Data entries
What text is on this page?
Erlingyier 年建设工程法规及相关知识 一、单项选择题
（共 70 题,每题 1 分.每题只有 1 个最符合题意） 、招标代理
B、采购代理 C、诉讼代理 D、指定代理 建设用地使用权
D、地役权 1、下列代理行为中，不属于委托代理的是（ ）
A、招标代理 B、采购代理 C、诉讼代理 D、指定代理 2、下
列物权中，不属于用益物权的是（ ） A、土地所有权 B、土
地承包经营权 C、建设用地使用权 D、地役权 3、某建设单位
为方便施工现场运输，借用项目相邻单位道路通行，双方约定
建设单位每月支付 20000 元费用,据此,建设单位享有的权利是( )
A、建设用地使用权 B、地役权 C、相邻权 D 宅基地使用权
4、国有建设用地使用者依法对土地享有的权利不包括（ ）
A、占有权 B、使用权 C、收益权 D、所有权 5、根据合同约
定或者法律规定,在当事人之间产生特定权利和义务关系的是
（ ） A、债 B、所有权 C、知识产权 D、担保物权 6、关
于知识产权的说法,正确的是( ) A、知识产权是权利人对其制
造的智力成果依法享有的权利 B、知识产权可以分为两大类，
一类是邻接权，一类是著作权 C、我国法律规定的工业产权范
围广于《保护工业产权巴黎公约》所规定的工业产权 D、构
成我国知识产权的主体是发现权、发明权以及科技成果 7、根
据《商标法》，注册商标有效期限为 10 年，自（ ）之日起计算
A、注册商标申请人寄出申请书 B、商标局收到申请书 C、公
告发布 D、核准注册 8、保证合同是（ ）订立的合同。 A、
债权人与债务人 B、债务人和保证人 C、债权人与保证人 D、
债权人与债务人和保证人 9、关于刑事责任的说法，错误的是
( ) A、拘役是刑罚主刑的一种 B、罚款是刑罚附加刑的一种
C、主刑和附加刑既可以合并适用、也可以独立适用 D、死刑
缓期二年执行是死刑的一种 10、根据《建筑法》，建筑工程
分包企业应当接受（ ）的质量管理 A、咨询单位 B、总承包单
--
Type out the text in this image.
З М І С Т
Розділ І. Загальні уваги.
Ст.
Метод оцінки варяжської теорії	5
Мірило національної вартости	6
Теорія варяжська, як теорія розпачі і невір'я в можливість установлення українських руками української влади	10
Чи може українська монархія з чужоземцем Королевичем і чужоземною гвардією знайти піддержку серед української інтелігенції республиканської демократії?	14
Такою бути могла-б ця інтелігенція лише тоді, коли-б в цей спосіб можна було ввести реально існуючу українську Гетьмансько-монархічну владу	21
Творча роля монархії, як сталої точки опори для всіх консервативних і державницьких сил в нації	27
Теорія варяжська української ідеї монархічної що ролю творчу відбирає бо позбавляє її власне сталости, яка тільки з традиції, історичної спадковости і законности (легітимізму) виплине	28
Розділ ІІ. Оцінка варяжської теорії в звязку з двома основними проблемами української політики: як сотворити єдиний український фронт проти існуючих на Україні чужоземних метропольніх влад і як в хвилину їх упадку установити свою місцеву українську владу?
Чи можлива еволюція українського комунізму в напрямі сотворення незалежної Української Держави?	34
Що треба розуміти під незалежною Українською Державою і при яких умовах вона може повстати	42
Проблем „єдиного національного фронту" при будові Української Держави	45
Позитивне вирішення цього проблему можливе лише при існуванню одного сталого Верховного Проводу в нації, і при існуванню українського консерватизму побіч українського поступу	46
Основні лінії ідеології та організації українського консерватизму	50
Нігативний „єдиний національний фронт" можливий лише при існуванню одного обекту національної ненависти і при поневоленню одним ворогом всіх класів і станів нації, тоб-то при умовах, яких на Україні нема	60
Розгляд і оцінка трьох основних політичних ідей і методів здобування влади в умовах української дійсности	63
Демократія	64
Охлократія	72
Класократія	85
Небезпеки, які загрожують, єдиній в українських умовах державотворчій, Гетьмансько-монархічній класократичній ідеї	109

* PROBLEM DESCRIPTION:
From the records above, work out how many lines contain the string "владу". Give only the number.

* THE ANSWER:
2